§ **Written task**:
Will you extract the entries word for word? Images should not appear in the copy.

***

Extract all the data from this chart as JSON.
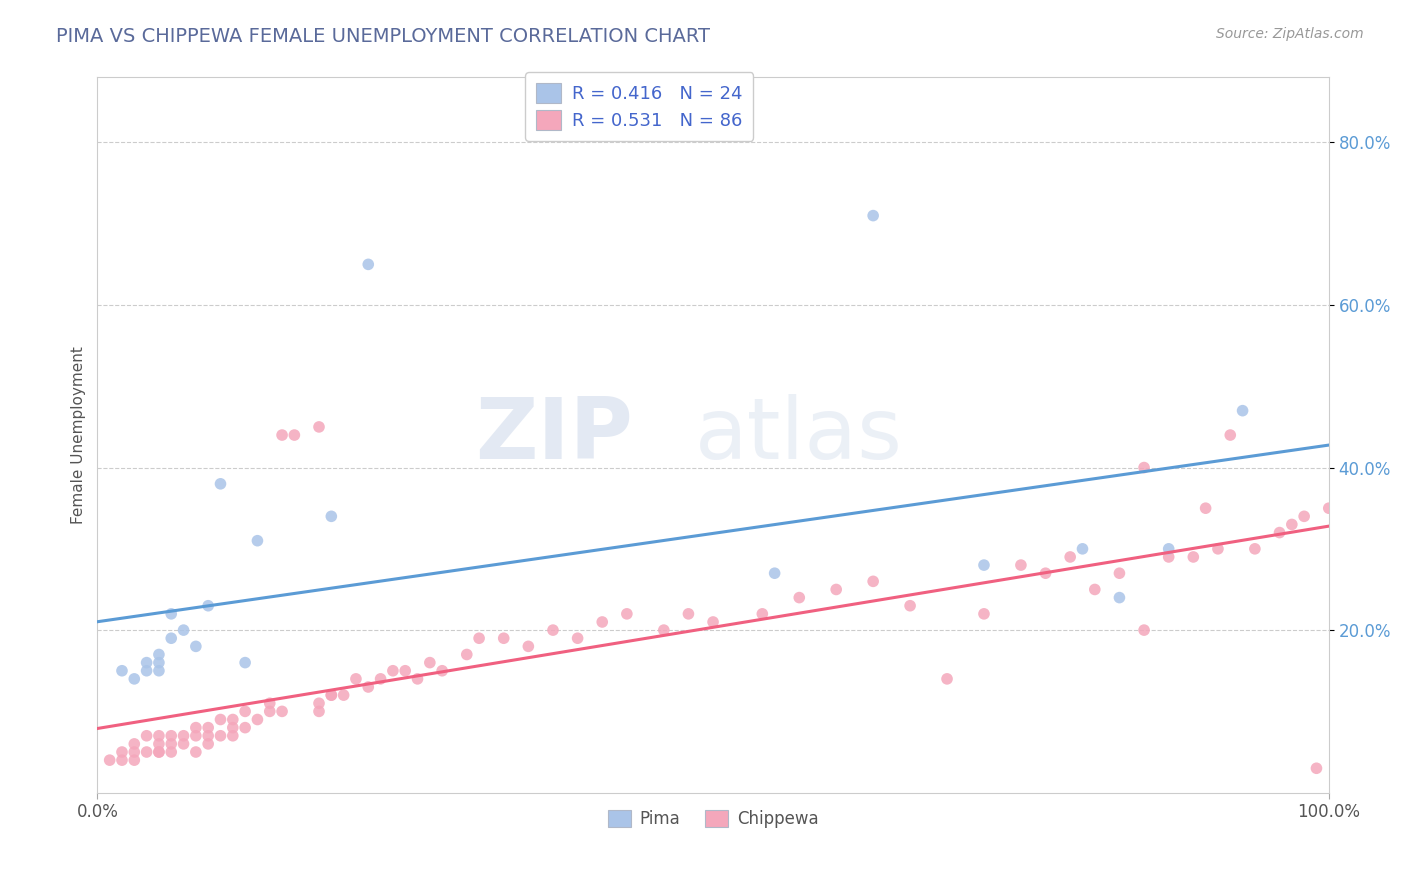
{
  "title": "PIMA VS CHIPPEWA FEMALE UNEMPLOYMENT CORRELATION CHART",
  "source": "Source: ZipAtlas.com",
  "ylabel": "Female Unemployment",
  "xlim": [
    0.0,
    1.0
  ],
  "ylim": [
    0.0,
    0.88
  ],
  "title_color": "#5a6a9a",
  "title_fontsize": 14,
  "background_color": "#ffffff",
  "pima_color": "#aac4e8",
  "chippewa_color": "#f4a7bb",
  "pima_line_color": "#5b9bd5",
  "chippewa_line_color": "#f06080",
  "legend_r_pima": "R = 0.416",
  "legend_n_pima": "N = 24",
  "legend_r_chippewa": "R = 0.531",
  "legend_n_chippewa": "N = 86",
  "pima_x": [
    0.02,
    0.03,
    0.04,
    0.04,
    0.05,
    0.05,
    0.05,
    0.06,
    0.06,
    0.07,
    0.08,
    0.09,
    0.1,
    0.12,
    0.13,
    0.19,
    0.22,
    0.55,
    0.63,
    0.72,
    0.8,
    0.83,
    0.87,
    0.93
  ],
  "pima_y": [
    0.15,
    0.14,
    0.15,
    0.16,
    0.15,
    0.16,
    0.17,
    0.19,
    0.22,
    0.2,
    0.18,
    0.23,
    0.38,
    0.16,
    0.31,
    0.34,
    0.65,
    0.27,
    0.71,
    0.28,
    0.3,
    0.24,
    0.3,
    0.47
  ],
  "chippewa_x": [
    0.01,
    0.02,
    0.02,
    0.03,
    0.03,
    0.03,
    0.04,
    0.04,
    0.05,
    0.05,
    0.05,
    0.05,
    0.06,
    0.06,
    0.06,
    0.07,
    0.07,
    0.08,
    0.08,
    0.08,
    0.09,
    0.09,
    0.09,
    0.1,
    0.1,
    0.11,
    0.11,
    0.11,
    0.12,
    0.12,
    0.13,
    0.14,
    0.14,
    0.15,
    0.15,
    0.16,
    0.18,
    0.18,
    0.18,
    0.19,
    0.19,
    0.2,
    0.21,
    0.22,
    0.23,
    0.24,
    0.25,
    0.26,
    0.27,
    0.28,
    0.3,
    0.31,
    0.33,
    0.35,
    0.37,
    0.39,
    0.41,
    0.43,
    0.46,
    0.48,
    0.5,
    0.54,
    0.57,
    0.6,
    0.63,
    0.66,
    0.69,
    0.72,
    0.75,
    0.77,
    0.79,
    0.81,
    0.83,
    0.85,
    0.87,
    0.89,
    0.91,
    0.92,
    0.94,
    0.96,
    0.97,
    0.98,
    0.99,
    1.0,
    0.85,
    0.9
  ],
  "chippewa_y": [
    0.04,
    0.04,
    0.05,
    0.04,
    0.05,
    0.06,
    0.05,
    0.07,
    0.05,
    0.06,
    0.05,
    0.07,
    0.05,
    0.06,
    0.07,
    0.06,
    0.07,
    0.05,
    0.07,
    0.08,
    0.06,
    0.07,
    0.08,
    0.07,
    0.09,
    0.07,
    0.08,
    0.09,
    0.08,
    0.1,
    0.09,
    0.1,
    0.11,
    0.1,
    0.44,
    0.44,
    0.45,
    0.1,
    0.11,
    0.12,
    0.12,
    0.12,
    0.14,
    0.13,
    0.14,
    0.15,
    0.15,
    0.14,
    0.16,
    0.15,
    0.17,
    0.19,
    0.19,
    0.18,
    0.2,
    0.19,
    0.21,
    0.22,
    0.2,
    0.22,
    0.21,
    0.22,
    0.24,
    0.25,
    0.26,
    0.23,
    0.14,
    0.22,
    0.28,
    0.27,
    0.29,
    0.25,
    0.27,
    0.4,
    0.29,
    0.29,
    0.3,
    0.44,
    0.3,
    0.32,
    0.33,
    0.34,
    0.03,
    0.35,
    0.2,
    0.35
  ],
  "watermark_zip": "ZIP",
  "watermark_atlas": "atlas",
  "grid_color": "#cccccc",
  "grid_style": "--",
  "legend_text_color": "#4466cc",
  "ytick_color": "#5b9bd5",
  "xtick_color": "#555555",
  "label_color": "#555555"
}
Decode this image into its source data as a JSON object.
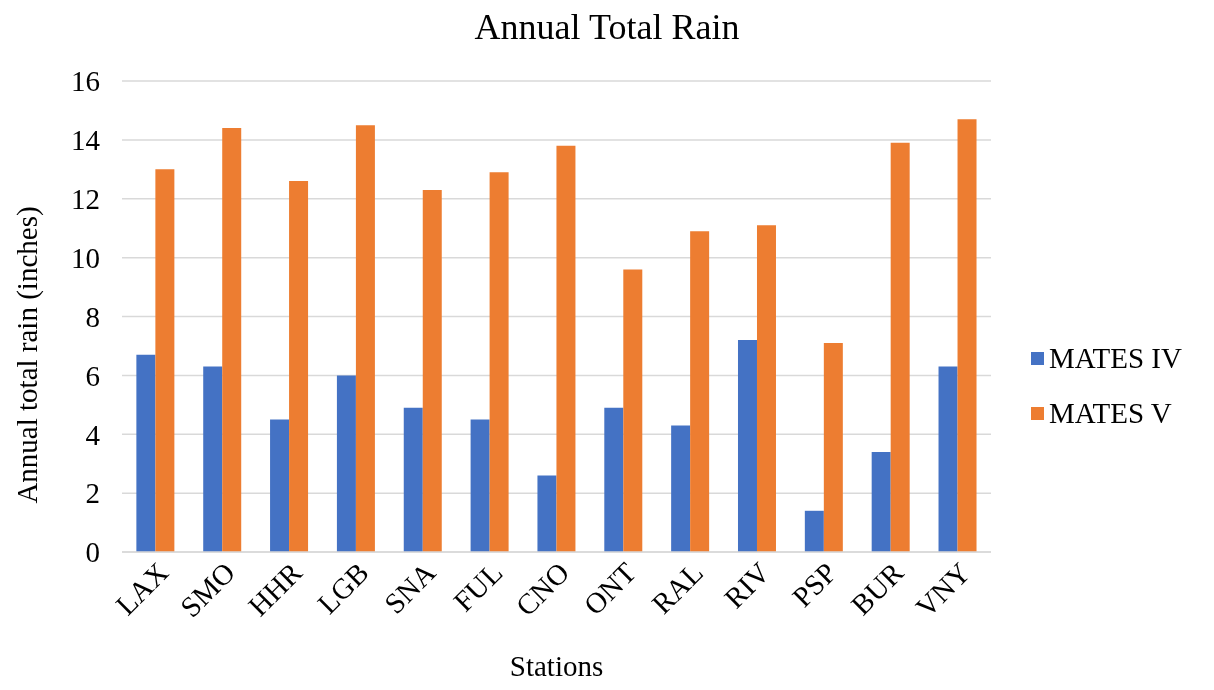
{
  "chart_data": {
    "type": "bar",
    "title": "Annual Total Rain",
    "xlabel": "Stations",
    "ylabel": "Annual total rain (inches)",
    "categories": [
      "LAX",
      "SMO",
      "HHR",
      "LGB",
      "SNA",
      "FUL",
      "CNO",
      "ONT",
      "RAL",
      "RIV",
      "PSP",
      "BUR",
      "VNY"
    ],
    "series": [
      {
        "name": "MATES IV",
        "color": "#4472c4",
        "values": [
          6.7,
          6.3,
          4.5,
          6.0,
          4.9,
          4.5,
          2.6,
          4.9,
          4.3,
          7.2,
          1.4,
          3.4,
          6.3
        ]
      },
      {
        "name": "MATES V",
        "color": "#ed7d31",
        "values": [
          13.0,
          14.4,
          12.6,
          14.5,
          12.3,
          12.9,
          13.8,
          9.6,
          10.9,
          11.1,
          7.1,
          13.9,
          14.7
        ]
      }
    ],
    "ylim": [
      0,
      16
    ],
    "yticks": [
      0,
      2,
      4,
      6,
      8,
      10,
      12,
      14,
      16
    ],
    "grid": "y",
    "legend": "right"
  }
}
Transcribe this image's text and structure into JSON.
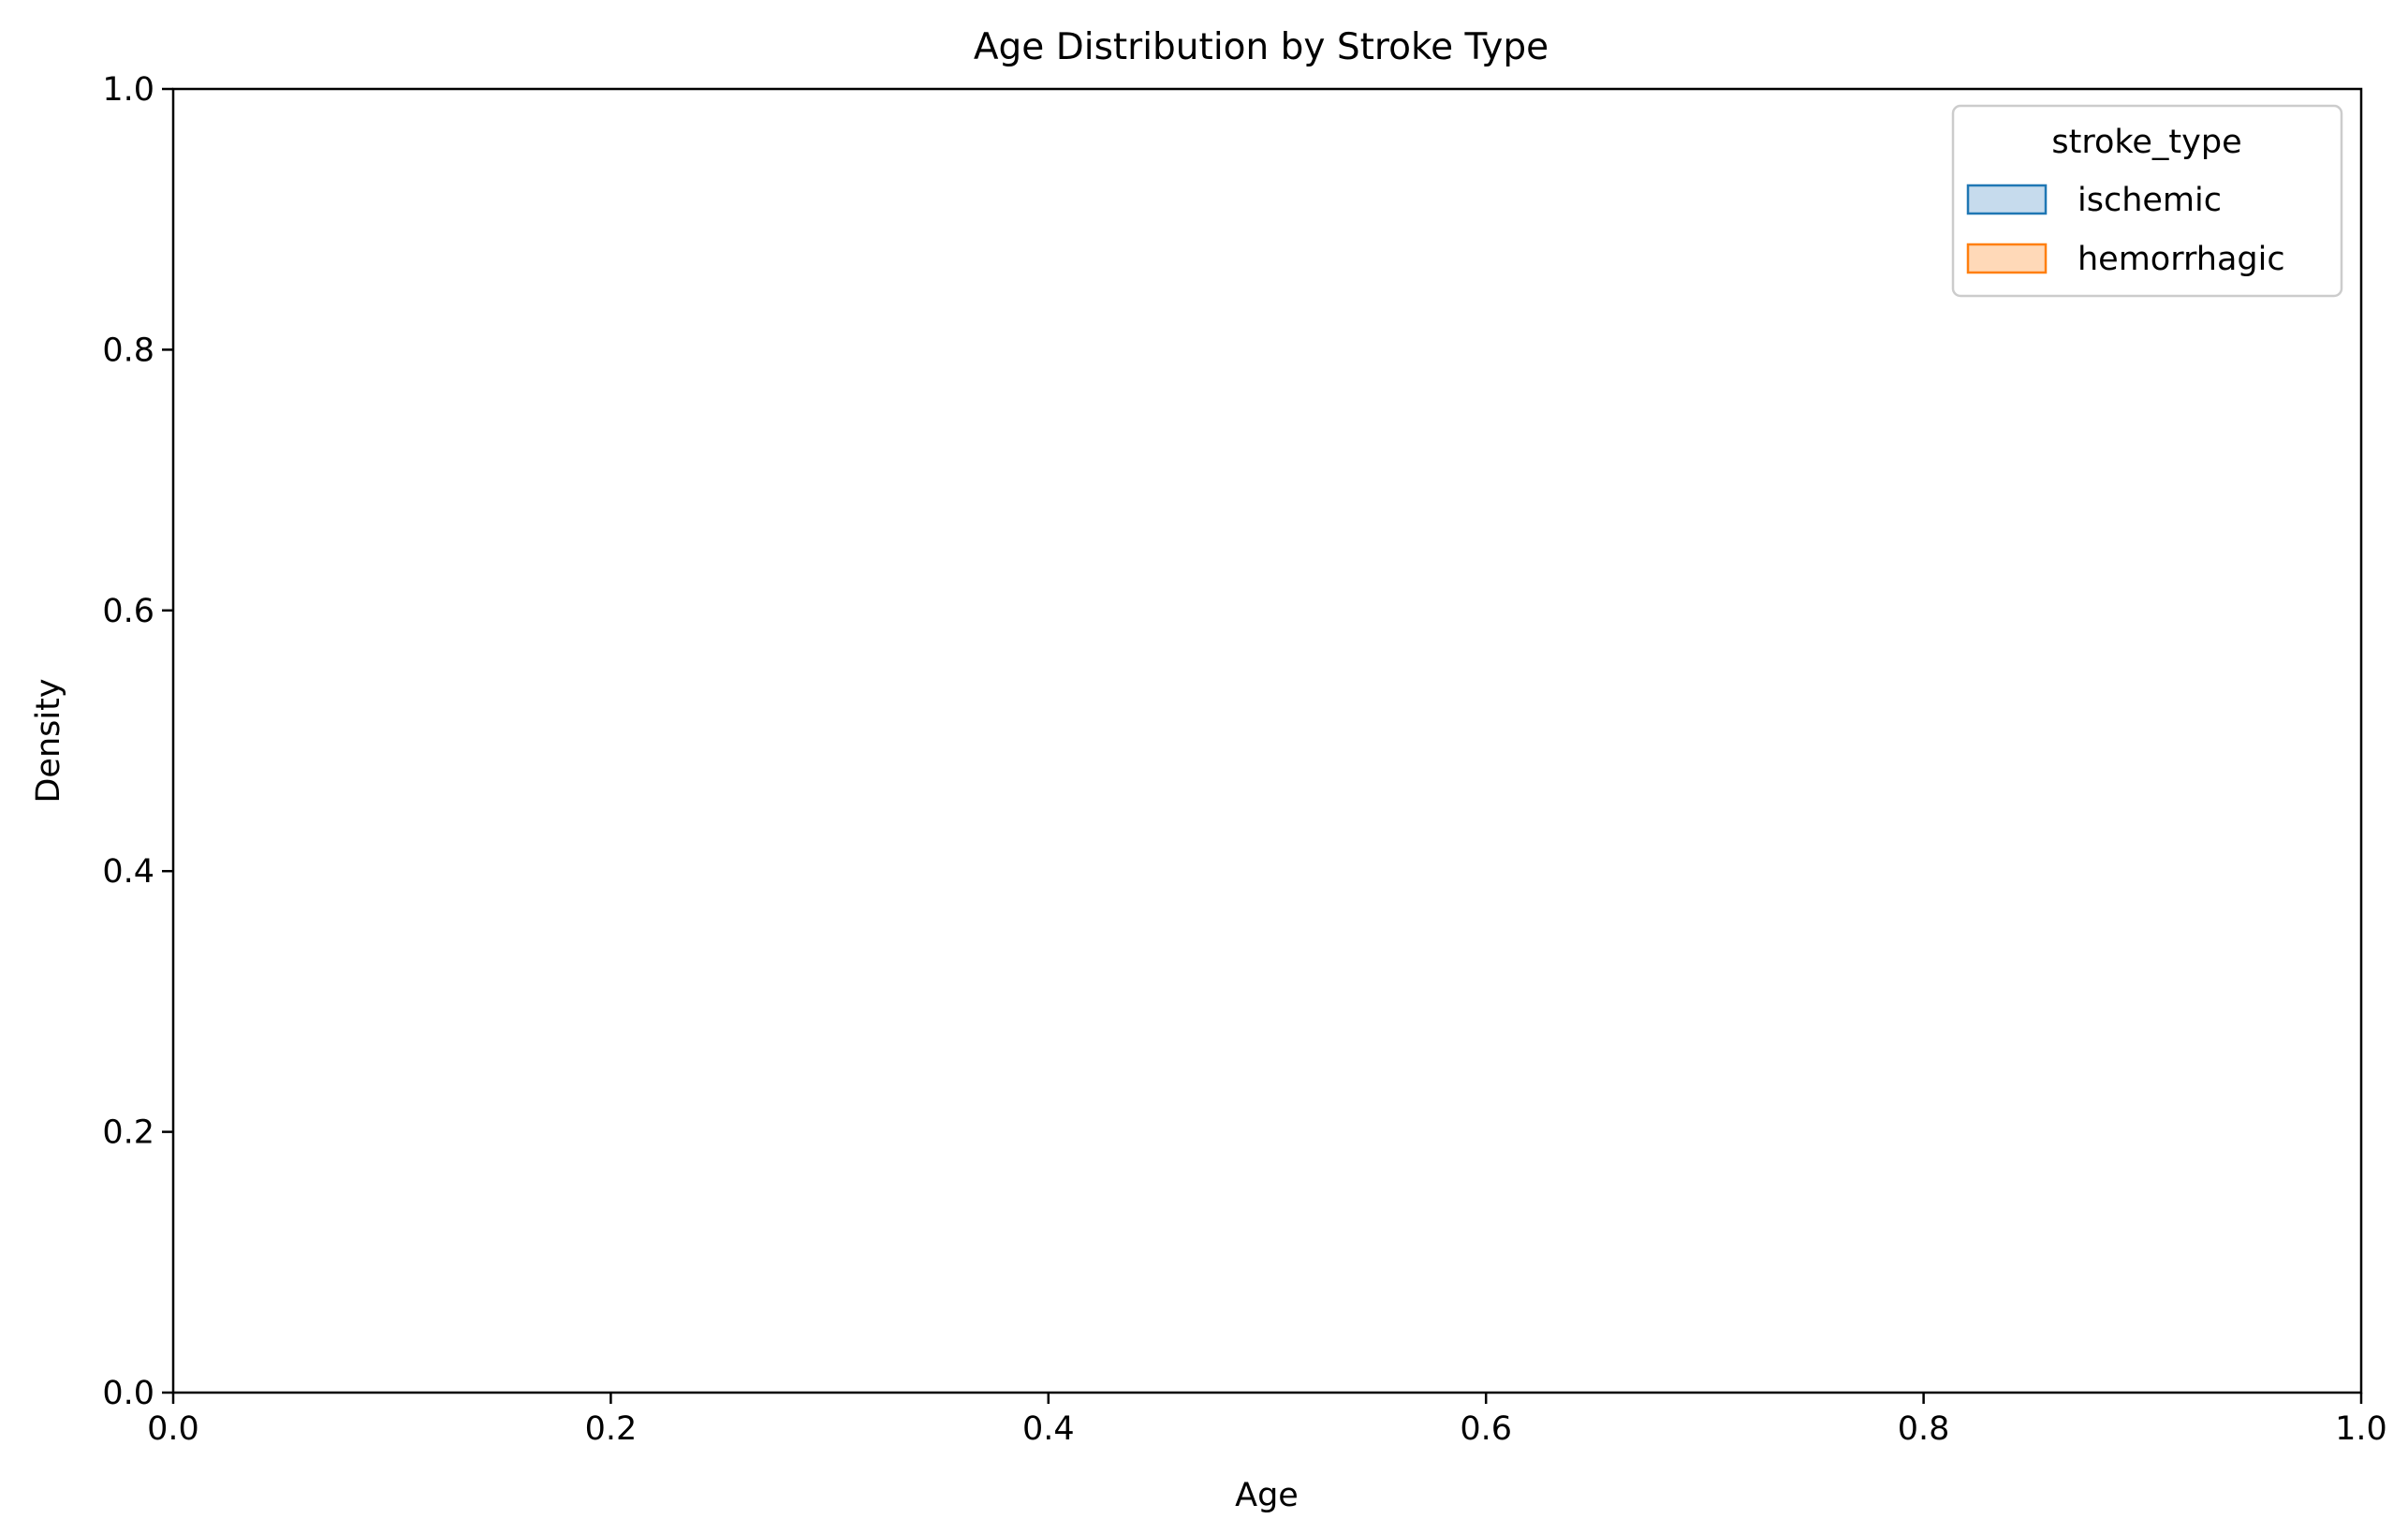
{
  "chart_data": {
    "type": "area",
    "title": "Age Distribution by Stroke Type",
    "xlabel": "Age",
    "ylabel": "Density",
    "xlim": [
      0.0,
      1.0
    ],
    "ylim": [
      0.0,
      1.0
    ],
    "xticks": [
      "0.0",
      "0.2",
      "0.4",
      "0.6",
      "0.8",
      "1.0"
    ],
    "yticks": [
      "0.0",
      "0.2",
      "0.4",
      "0.6",
      "0.8",
      "1.0"
    ],
    "grid": false,
    "legend": {
      "title": "stroke_type",
      "placement": "top-right"
    },
    "series": [
      {
        "name": "ischemic",
        "color": "#1f77b4",
        "fill": "#c6dbed",
        "values": []
      },
      {
        "name": "hemorrhagic",
        "color": "#ff7f0e",
        "fill": "#ffd9b8",
        "values": []
      }
    ]
  }
}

***

§ **Completed task**:
Extract all the data from this chart as JSON.
{
  "title": "PIMA VS CHIPPEWA FEMALE UNEMPLOYMENT CORRELATION CHART",
  "source": "Source: ZipAtlas.com",
  "ylabel": "Female Unemployment",
  "xlim": [
    0.0,
    1.0
  ],
  "ylim": [
    0.0,
    0.88
  ],
  "title_color": "#5a6a9a",
  "title_fontsize": 14,
  "background_color": "#ffffff",
  "pima_color": "#aac4e8",
  "chippewa_color": "#f4a7bb",
  "pima_line_color": "#5b9bd5",
  "chippewa_line_color": "#f06080",
  "legend_r_pima": "R = 0.416",
  "legend_n_pima": "N = 24",
  "legend_r_chippewa": "R = 0.531",
  "legend_n_chippewa": "N = 86",
  "pima_x": [
    0.02,
    0.03,
    0.04,
    0.04,
    0.05,
    0.05,
    0.05,
    0.06,
    0.06,
    0.07,
    0.08,
    0.09,
    0.1,
    0.12,
    0.13,
    0.19,
    0.22,
    0.55,
    0.63,
    0.72,
    0.8,
    0.83,
    0.87,
    0.93
  ],
  "pima_y": [
    0.15,
    0.14,
    0.15,
    0.16,
    0.15,
    0.16,
    0.17,
    0.19,
    0.22,
    0.2,
    0.18,
    0.23,
    0.38,
    0.16,
    0.31,
    0.34,
    0.65,
    0.27,
    0.71,
    0.28,
    0.3,
    0.24,
    0.3,
    0.47
  ],
  "chippewa_x": [
    0.01,
    0.02,
    0.02,
    0.03,
    0.03,
    0.03,
    0.04,
    0.04,
    0.05,
    0.05,
    0.05,
    0.05,
    0.06,
    0.06,
    0.06,
    0.07,
    0.07,
    0.08,
    0.08,
    0.08,
    0.09,
    0.09,
    0.09,
    0.1,
    0.1,
    0.11,
    0.11,
    0.11,
    0.12,
    0.12,
    0.13,
    0.14,
    0.14,
    0.15,
    0.15,
    0.16,
    0.18,
    0.18,
    0.18,
    0.19,
    0.19,
    0.2,
    0.21,
    0.22,
    0.23,
    0.24,
    0.25,
    0.26,
    0.27,
    0.28,
    0.3,
    0.31,
    0.33,
    0.35,
    0.37,
    0.39,
    0.41,
    0.43,
    0.46,
    0.48,
    0.5,
    0.54,
    0.57,
    0.6,
    0.63,
    0.66,
    0.69,
    0.72,
    0.75,
    0.77,
    0.79,
    0.81,
    0.83,
    0.85,
    0.87,
    0.89,
    0.91,
    0.92,
    0.94,
    0.96,
    0.97,
    0.98,
    0.99,
    1.0,
    0.85,
    0.9
  ],
  "chippewa_y": [
    0.04,
    0.04,
    0.05,
    0.04,
    0.05,
    0.06,
    0.05,
    0.07,
    0.05,
    0.06,
    0.05,
    0.07,
    0.05,
    0.06,
    0.07,
    0.06,
    0.07,
    0.05,
    0.07,
    0.08,
    0.06,
    0.07,
    0.08,
    0.07,
    0.09,
    0.07,
    0.08,
    0.09,
    0.08,
    0.1,
    0.09,
    0.1,
    0.11,
    0.1,
    0.44,
    0.44,
    0.45,
    0.1,
    0.11,
    0.12,
    0.12,
    0.12,
    0.14,
    0.13,
    0.14,
    0.15,
    0.15,
    0.14,
    0.16,
    0.15,
    0.17,
    0.19,
    0.19,
    0.18,
    0.2,
    0.19,
    0.21,
    0.22,
    0.2,
    0.22,
    0.21,
    0.22,
    0.24,
    0.25,
    0.26,
    0.23,
    0.14,
    0.22,
    0.28,
    0.27,
    0.29,
    0.25,
    0.27,
    0.4,
    0.29,
    0.29,
    0.3,
    0.44,
    0.3,
    0.32,
    0.33,
    0.34,
    0.03,
    0.35,
    0.2,
    0.35
  ],
  "watermark_zip": "ZIP",
  "watermark_atlas": "atlas",
  "grid_color": "#cccccc",
  "grid_style": "--",
  "legend_text_color": "#4466cc",
  "ytick_color": "#5b9bd5",
  "xtick_color": "#555555",
  "label_color": "#555555"
}
Decode this image into its source data as a JSON object.
{
  "chart_data": {
    "type": "bar",
    "title": "Annual Total Rain",
    "xlabel": "Stations",
    "ylabel": "Annual total rain (inches)",
    "categories": [
      "LAX",
      "SMO",
      "HHR",
      "LGB",
      "SNA",
      "FUL",
      "CNO",
      "ONT",
      "RAL",
      "RIV",
      "PSP",
      "BUR",
      "VNY"
    ],
    "series": [
      {
        "name": "MATES IV",
        "color": "#4472c4",
        "values": [
          6.7,
          6.3,
          4.5,
          6.0,
          4.9,
          4.5,
          2.6,
          4.9,
          4.3,
          7.2,
          1.4,
          3.4,
          6.3
        ]
      },
      {
        "name": "MATES V",
        "color": "#ed7d31",
        "values": [
          13.0,
          14.4,
          12.6,
          14.5,
          12.3,
          12.9,
          13.8,
          9.6,
          10.9,
          11.1,
          7.1,
          13.9,
          14.7
        ]
      }
    ],
    "ylim": [
      0,
      16
    ],
    "yticks": [
      0,
      2,
      4,
      6,
      8,
      10,
      12,
      14,
      16
    ],
    "grid": "y",
    "legend": "right"
  }
}
Transcribe this image's text and structure into JSON.
{
  "chart_data": {
    "type": "area",
    "title": "Age Distribution by Stroke Type",
    "xlabel": "Age",
    "ylabel": "Density",
    "xlim": [
      0.0,
      1.0
    ],
    "ylim": [
      0.0,
      1.0
    ],
    "xticks": [
      "0.0",
      "0.2",
      "0.4",
      "0.6",
      "0.8",
      "1.0"
    ],
    "yticks": [
      "0.0",
      "0.2",
      "0.4",
      "0.6",
      "0.8",
      "1.0"
    ],
    "grid": false,
    "legend": {
      "title": "stroke_type",
      "placement": "top-right"
    },
    "series": [
      {
        "name": "ischemic",
        "color": "#1f77b4",
        "fill": "#c6dbed",
        "values": []
      },
      {
        "name": "hemorrhagic",
        "color": "#ff7f0e",
        "fill": "#ffd9b8",
        "values": []
      }
    ]
  }
}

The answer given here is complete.